Leave out the pictures and transcribe everything else exactly.

BEGIN

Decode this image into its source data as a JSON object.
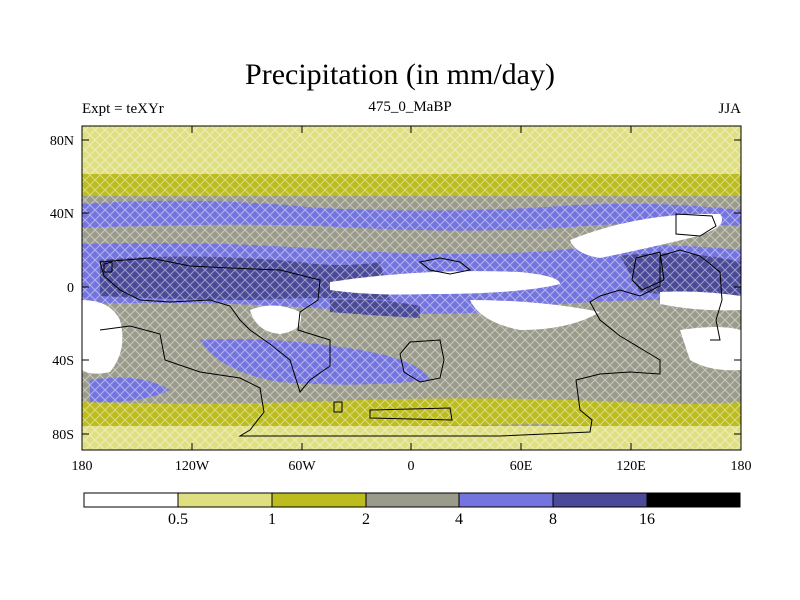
{
  "figure": {
    "title": "Precipitation (in mm/day)",
    "left_label": "Expt = teXYr",
    "center_label": "475_0_MaBP",
    "right_label": "JJA"
  },
  "axes": {
    "x_ticks": [
      "180",
      "120W",
      "60W",
      "0",
      "60E",
      "120E",
      "180"
    ],
    "y_ticks": [
      "80N",
      "40N",
      "0",
      "40S",
      "80S"
    ]
  },
  "colorbar": {
    "labels": [
      "0.5",
      "1",
      "2",
      "4",
      "8",
      "16"
    ],
    "colors": [
      "#ffffff",
      "#dfdf82",
      "#bcbc1f",
      "#9b9b8c",
      "#7474de",
      "#4a4a98",
      "#000000"
    ]
  }
}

END

## The output
Decode this image into its source data as a JSON object.
{
  "figure": {
    "title": "Precipitation (in mm/day)",
    "left_label": "Expt = teXYr",
    "center_label": "475_0_MaBP",
    "right_label": "JJA"
  },
  "axes": {
    "x_ticks": [
      "180",
      "120W",
      "60W",
      "0",
      "60E",
      "120E",
      "180"
    ],
    "y_ticks": [
      "80N",
      "40N",
      "0",
      "40S",
      "80S"
    ]
  },
  "colorbar": {
    "labels": [
      "0.5",
      "1",
      "2",
      "4",
      "8",
      "16"
    ],
    "colors": [
      "#ffffff",
      "#dfdf82",
      "#bcbc1f",
      "#9b9b8c",
      "#7474de",
      "#4a4a98",
      "#000000"
    ]
  }
}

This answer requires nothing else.